### TASK TO CARRY OUT
Read the lines that follow and pick out every one containing the word "Salesforce".

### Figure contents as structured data
______________________________

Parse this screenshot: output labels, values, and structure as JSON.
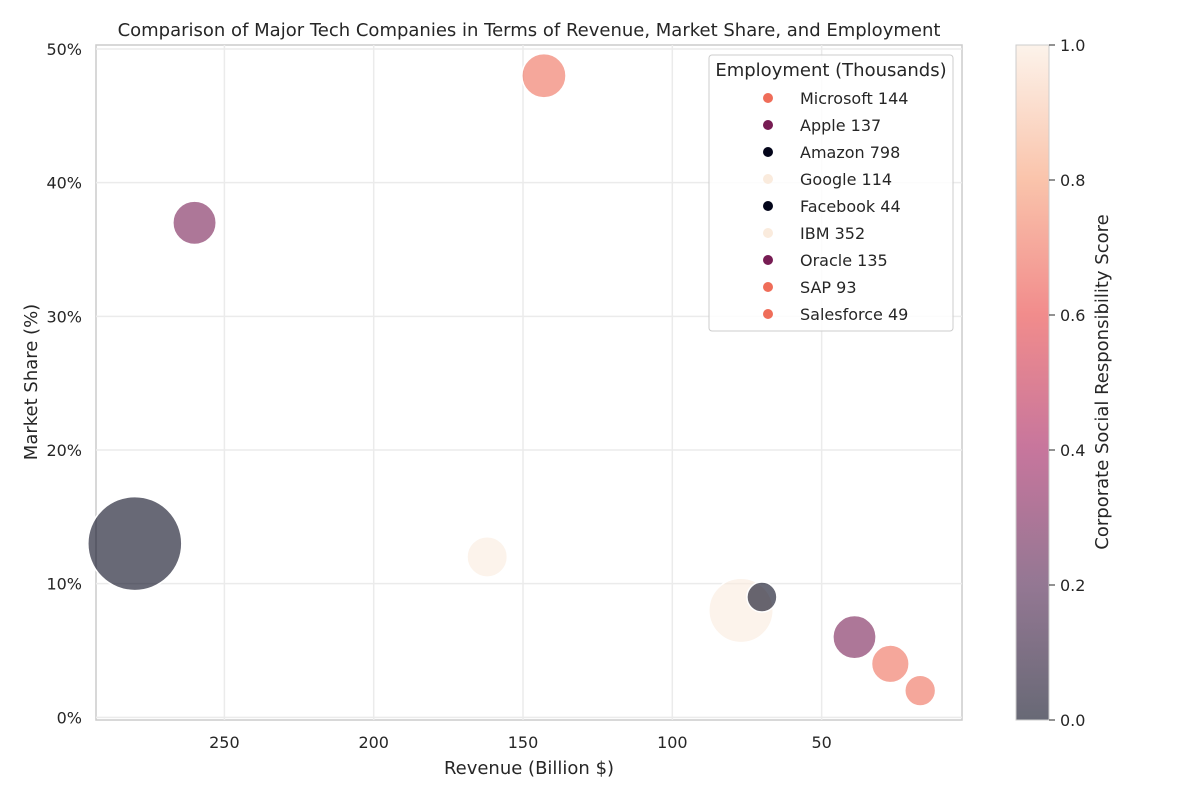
{
  "chart_data": {
    "type": "scatter",
    "title": "Comparison of Major Tech Companies in Terms of Revenue, Market Share, and Employment",
    "xlabel": "Revenue (Billion $)",
    "ylabel": "Market Share (%)",
    "x_inverted": true,
    "xlim": [
      293,
      3
    ],
    "ylim": [
      -0.2,
      50.3
    ],
    "x_ticks": [
      250,
      200,
      150,
      100,
      50
    ],
    "y_ticks": [
      0,
      10,
      20,
      30,
      40,
      50
    ],
    "y_tick_labels": [
      "0%",
      "10%",
      "20%",
      "30%",
      "40%",
      "50%"
    ],
    "grid": true,
    "legend": {
      "title": "Employment (Thousands)",
      "placement": "top-right",
      "entries": [
        {
          "label": "Microsoft 144",
          "score": 0.7
        },
        {
          "label": "Apple 137",
          "score": 0.3
        },
        {
          "label": "Amazon 798",
          "score": 0.0
        },
        {
          "label": "Google 114",
          "score": 1.0
        },
        {
          "label": "Facebook 44",
          "score": 0.0
        },
        {
          "label": "IBM 352",
          "score": 1.0
        },
        {
          "label": "Oracle 135",
          "score": 0.3
        },
        {
          "label": "SAP 93",
          "score": 0.7
        },
        {
          "label": "Salesforce 49",
          "score": 0.7
        }
      ]
    },
    "points": [
      {
        "company": "Microsoft",
        "revenue": 143,
        "market_share": 48,
        "employment": 144,
        "score": 0.7
      },
      {
        "company": "Apple",
        "revenue": 260,
        "market_share": 37,
        "employment": 137,
        "score": 0.3
      },
      {
        "company": "Amazon",
        "revenue": 280,
        "market_share": 13,
        "employment": 798,
        "score": 0.0
      },
      {
        "company": "Google",
        "revenue": 162,
        "market_share": 12,
        "employment": 114,
        "score": 1.0
      },
      {
        "company": "Facebook",
        "revenue": 70,
        "market_share": 9,
        "employment": 44,
        "score": 0.0
      },
      {
        "company": "IBM",
        "revenue": 77,
        "market_share": 8,
        "employment": 352,
        "score": 1.0
      },
      {
        "company": "Oracle",
        "revenue": 39,
        "market_share": 6,
        "employment": 135,
        "score": 0.3
      },
      {
        "company": "SAP",
        "revenue": 27,
        "market_share": 4,
        "employment": 93,
        "score": 0.7
      },
      {
        "company": "Salesforce",
        "revenue": 17,
        "market_share": 2,
        "employment": 49,
        "score": 0.7
      }
    ],
    "colorbar": {
      "label": "Corporate Social Responsibility Score",
      "range": [
        0.0,
        1.0
      ],
      "ticks": [
        "0.0",
        "0.2",
        "0.4",
        "0.6",
        "0.8",
        "1.0"
      ],
      "colormap": "rocket (dark navy to pink to cream)"
    },
    "marker_alpha": 0.6
  }
}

______________________________

### FINAL ANSWER
          "label": "Salesforce 49",
        "company": "Salesforce",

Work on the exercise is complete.